## START

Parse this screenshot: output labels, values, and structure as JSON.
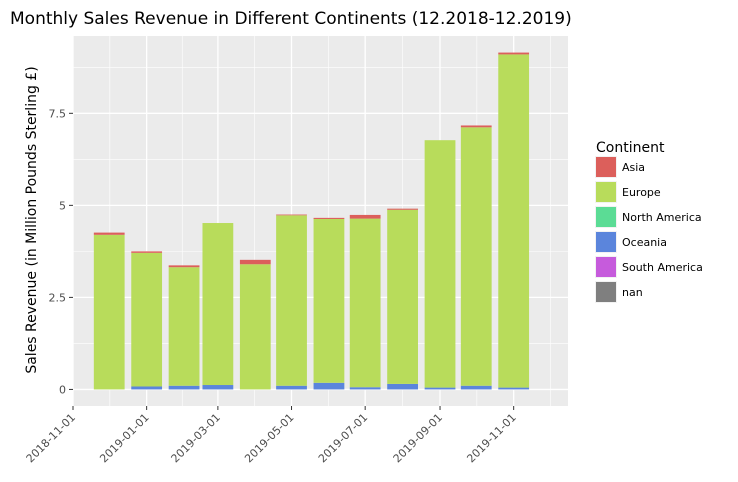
{
  "chart_data": {
    "type": "bar",
    "stacked": true,
    "title": "Monthly Sales Revenue in Different Continents (12.2018-12.2019)",
    "xlabel": "",
    "ylabel": "Sales Revenue (in Million Pounds Sterling £)",
    "y_ticks": [
      0,
      2.5,
      5,
      7.5
    ],
    "y_tick_labels": [
      "0",
      "2.5",
      "5",
      "7.5"
    ],
    "ylim": [
      -0.45,
      9.6
    ],
    "x_ticks": [
      "2018-11-01",
      "2019-01-01",
      "2019-03-01",
      "2019-05-01",
      "2019-07-01",
      "2019-09-01",
      "2019-11-01"
    ],
    "xlim": [
      "2018-11-01",
      "2019-12-16"
    ],
    "categories": [
      "2018-12-01",
      "2019-01-01",
      "2019-02-01",
      "2019-03-01",
      "2019-04-01",
      "2019-05-01",
      "2019-06-01",
      "2019-07-01",
      "2019-08-01",
      "2019-09-01",
      "2019-10-01",
      "2019-11-01"
    ],
    "series": [
      {
        "name": "Oceania",
        "color": "#5b85dc",
        "values": [
          0.0,
          0.08,
          0.1,
          0.12,
          0.0,
          0.1,
          0.18,
          0.06,
          0.15,
          0.05,
          0.1,
          0.05
        ]
      },
      {
        "name": "Europe",
        "color": "#b8dc5b",
        "values": [
          4.2,
          3.63,
          3.22,
          4.4,
          3.4,
          4.63,
          4.45,
          4.58,
          4.73,
          6.72,
          7.02,
          9.05
        ]
      },
      {
        "name": "North America",
        "color": "#5bdc95",
        "values": [
          0,
          0,
          0,
          0,
          0,
          0,
          0,
          0,
          0,
          0,
          0,
          0
        ]
      },
      {
        "name": "South America",
        "color": "#c65bdc",
        "values": [
          0,
          0,
          0,
          0,
          0,
          0,
          0,
          0,
          0,
          0,
          0,
          0
        ]
      },
      {
        "name": "nan",
        "color": "#7f7f7f",
        "values": [
          0,
          0,
          0,
          0,
          0,
          0,
          0,
          0,
          0,
          0,
          0,
          0
        ]
      },
      {
        "name": "Asia",
        "color": "#dc5f5b",
        "values": [
          0.06,
          0.04,
          0.05,
          0.0,
          0.12,
          0.02,
          0.03,
          0.1,
          0.03,
          0.0,
          0.05,
          0.05
        ]
      }
    ],
    "legend": {
      "title": "Continent",
      "position": "right",
      "entries": [
        {
          "label": "Asia",
          "color": "#dc5f5b"
        },
        {
          "label": "Europe",
          "color": "#b8dc5b"
        },
        {
          "label": "North America",
          "color": "#5bdc95"
        },
        {
          "label": "Oceania",
          "color": "#5b85dc"
        },
        {
          "label": "South America",
          "color": "#c65bdc"
        },
        {
          "label": "nan",
          "color": "#7f7f7f"
        }
      ]
    },
    "grid": true,
    "panel_background": "#ebebeb",
    "gridline_color": "#ffffff"
  }
}
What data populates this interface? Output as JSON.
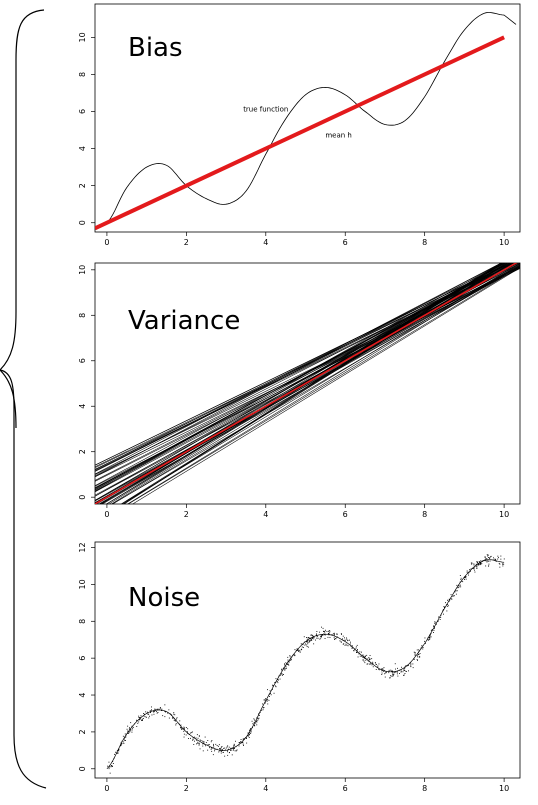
{
  "chart_data": [
    {
      "type": "line",
      "title": "Bias",
      "xlim": [
        -0.3,
        10.4
      ],
      "ylim": [
        -0.5,
        11.8
      ],
      "x_ticks": [
        "0",
        "2",
        "4",
        "6",
        "8",
        "10"
      ],
      "y_ticks": [
        "0",
        "2",
        "4",
        "6",
        "8",
        "10"
      ],
      "annotations": [
        "true function",
        "mean h"
      ],
      "series": [
        {
          "name": "true function",
          "color": "#000000",
          "x": [
            0,
            0.5,
            1,
            1.5,
            2,
            2.5,
            3,
            3.5,
            4,
            4.5,
            5,
            5.5,
            6,
            6.5,
            7,
            7.5,
            8,
            8.5,
            9,
            9.5,
            10
          ],
          "y": [
            0.0,
            1.9,
            3.0,
            3.1,
            2.0,
            1.3,
            1.0,
            1.7,
            3.7,
            5.6,
            6.9,
            7.3,
            6.9,
            6.0,
            5.3,
            5.5,
            6.8,
            8.7,
            10.4,
            11.3,
            11.2
          ]
        },
        {
          "name": "mean h",
          "color": "#e31a1c",
          "x": [
            -0.3,
            10.0
          ],
          "y": [
            -0.3,
            10.0
          ]
        }
      ]
    },
    {
      "type": "line",
      "title": "Variance",
      "xlim": [
        -0.3,
        10.4
      ],
      "ylim": [
        -0.3,
        10.3
      ],
      "x_ticks": [
        "0",
        "2",
        "4",
        "6",
        "8",
        "10"
      ],
      "y_ticks": [
        "0",
        "2",
        "4",
        "6",
        "8",
        "10"
      ],
      "band": {
        "intercept_range": [
          -1.0,
          1.7
        ],
        "slope_range": [
          0.85,
          1.15
        ],
        "line_count": 60,
        "color": "#000000"
      },
      "series": [
        {
          "color": "#e31a1c",
          "x": [
            -0.3,
            10.4
          ],
          "y": [
            -0.3,
            10.4
          ]
        }
      ]
    },
    {
      "type": "scatter",
      "title": "Noise",
      "xlim": [
        -0.3,
        10.4
      ],
      "ylim": [
        -0.5,
        12.3
      ],
      "x_ticks": [
        "0",
        "2",
        "4",
        "6",
        "8",
        "10"
      ],
      "y_ticks": [
        "0",
        "2",
        "4",
        "6",
        "8",
        "10",
        "12"
      ],
      "noise_sd": 0.15,
      "point_count": 900,
      "series": [
        {
          "color": "#000000",
          "x": [
            0,
            0.5,
            1,
            1.5,
            2,
            2.5,
            3,
            3.5,
            4,
            4.5,
            5,
            5.5,
            6,
            6.5,
            7,
            7.5,
            8,
            8.5,
            9,
            9.5,
            10
          ],
          "y": [
            0.0,
            1.9,
            3.0,
            3.1,
            2.0,
            1.3,
            1.0,
            1.7,
            3.7,
            5.6,
            6.9,
            7.3,
            6.9,
            6.0,
            5.3,
            5.5,
            6.8,
            8.7,
            10.4,
            11.3,
            11.2
          ]
        }
      ]
    }
  ]
}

## END

Without the pictures, write out the whole listing above exactly as it appears.

Output of the task:
Parse this screenshot: output labels, values, and structure as JSON.
{
  "chart_data": {
    "type": "bar",
    "stacked": true,
    "title": "Monthly Sales Revenue in Different Continents (12.2018-12.2019)",
    "xlabel": "",
    "ylabel": "Sales Revenue (in Million Pounds Sterling £)",
    "y_ticks": [
      0,
      2.5,
      5,
      7.5
    ],
    "y_tick_labels": [
      "0",
      "2.5",
      "5",
      "7.5"
    ],
    "ylim": [
      -0.45,
      9.6
    ],
    "x_ticks": [
      "2018-11-01",
      "2019-01-01",
      "2019-03-01",
      "2019-05-01",
      "2019-07-01",
      "2019-09-01",
      "2019-11-01"
    ],
    "xlim": [
      "2018-11-01",
      "2019-12-16"
    ],
    "categories": [
      "2018-12-01",
      "2019-01-01",
      "2019-02-01",
      "2019-03-01",
      "2019-04-01",
      "2019-05-01",
      "2019-06-01",
      "2019-07-01",
      "2019-08-01",
      "2019-09-01",
      "2019-10-01",
      "2019-11-01"
    ],
    "series": [
      {
        "name": "Oceania",
        "color": "#5b85dc",
        "values": [
          0.0,
          0.08,
          0.1,
          0.12,
          0.0,
          0.1,
          0.18,
          0.06,
          0.15,
          0.05,
          0.1,
          0.05
        ]
      },
      {
        "name": "Europe",
        "color": "#b8dc5b",
        "values": [
          4.2,
          3.63,
          3.22,
          4.4,
          3.4,
          4.63,
          4.45,
          4.58,
          4.73,
          6.72,
          7.02,
          9.05
        ]
      },
      {
        "name": "North America",
        "color": "#5bdc95",
        "values": [
          0,
          0,
          0,
          0,
          0,
          0,
          0,
          0,
          0,
          0,
          0,
          0
        ]
      },
      {
        "name": "South America",
        "color": "#c65bdc",
        "values": [
          0,
          0,
          0,
          0,
          0,
          0,
          0,
          0,
          0,
          0,
          0,
          0
        ]
      },
      {
        "name": "nan",
        "color": "#7f7f7f",
        "values": [
          0,
          0,
          0,
          0,
          0,
          0,
          0,
          0,
          0,
          0,
          0,
          0
        ]
      },
      {
        "name": "Asia",
        "color": "#dc5f5b",
        "values": [
          0.06,
          0.04,
          0.05,
          0.0,
          0.12,
          0.02,
          0.03,
          0.1,
          0.03,
          0.0,
          0.05,
          0.05
        ]
      }
    ],
    "legend": {
      "title": "Continent",
      "position": "right",
      "entries": [
        {
          "label": "Asia",
          "color": "#dc5f5b"
        },
        {
          "label": "Europe",
          "color": "#b8dc5b"
        },
        {
          "label": "North America",
          "color": "#5bdc95"
        },
        {
          "label": "Oceania",
          "color": "#5b85dc"
        },
        {
          "label": "South America",
          "color": "#c65bdc"
        },
        {
          "label": "nan",
          "color": "#7f7f7f"
        }
      ]
    },
    "grid": true,
    "panel_background": "#ebebeb",
    "gridline_color": "#ffffff"
  }
}
What data populates this interface? Output as JSON.
{
  "chart_data": [
    {
      "type": "line",
      "title": "Bias",
      "xlim": [
        -0.3,
        10.4
      ],
      "ylim": [
        -0.5,
        11.8
      ],
      "x_ticks": [
        "0",
        "2",
        "4",
        "6",
        "8",
        "10"
      ],
      "y_ticks": [
        "0",
        "2",
        "4",
        "6",
        "8",
        "10"
      ],
      "annotations": [
        "true function",
        "mean h"
      ],
      "series": [
        {
          "name": "true function",
          "color": "#000000",
          "x": [
            0,
            0.5,
            1,
            1.5,
            2,
            2.5,
            3,
            3.5,
            4,
            4.5,
            5,
            5.5,
            6,
            6.5,
            7,
            7.5,
            8,
            8.5,
            9,
            9.5,
            10
          ],
          "y": [
            0.0,
            1.9,
            3.0,
            3.1,
            2.0,
            1.3,
            1.0,
            1.7,
            3.7,
            5.6,
            6.9,
            7.3,
            6.9,
            6.0,
            5.3,
            5.5,
            6.8,
            8.7,
            10.4,
            11.3,
            11.2
          ]
        },
        {
          "name": "mean h",
          "color": "#e31a1c",
          "x": [
            -0.3,
            10.0
          ],
          "y": [
            -0.3,
            10.0
          ]
        }
      ]
    },
    {
      "type": "line",
      "title": "Variance",
      "xlim": [
        -0.3,
        10.4
      ],
      "ylim": [
        -0.3,
        10.3
      ],
      "x_ticks": [
        "0",
        "2",
        "4",
        "6",
        "8",
        "10"
      ],
      "y_ticks": [
        "0",
        "2",
        "4",
        "6",
        "8",
        "10"
      ],
      "band": {
        "intercept_range": [
          -1.0,
          1.7
        ],
        "slope_range": [
          0.85,
          1.15
        ],
        "line_count": 60,
        "color": "#000000"
      },
      "series": [
        {
          "color": "#e31a1c",
          "x": [
            -0.3,
            10.4
          ],
          "y": [
            -0.3,
            10.4
          ]
        }
      ]
    },
    {
      "type": "scatter",
      "title": "Noise",
      "xlim": [
        -0.3,
        10.4
      ],
      "ylim": [
        -0.5,
        12.3
      ],
      "x_ticks": [
        "0",
        "2",
        "4",
        "6",
        "8",
        "10"
      ],
      "y_ticks": [
        "0",
        "2",
        "4",
        "6",
        "8",
        "10",
        "12"
      ],
      "noise_sd": 0.15,
      "point_count": 900,
      "series": [
        {
          "color": "#000000",
          "x": [
            0,
            0.5,
            1,
            1.5,
            2,
            2.5,
            3,
            3.5,
            4,
            4.5,
            5,
            5.5,
            6,
            6.5,
            7,
            7.5,
            8,
            8.5,
            9,
            9.5,
            10
          ],
          "y": [
            0.0,
            1.9,
            3.0,
            3.1,
            2.0,
            1.3,
            1.0,
            1.7,
            3.7,
            5.6,
            6.9,
            7.3,
            6.9,
            6.0,
            5.3,
            5.5,
            6.8,
            8.7,
            10.4,
            11.3,
            11.2
          ]
        }
      ]
    }
  ]
}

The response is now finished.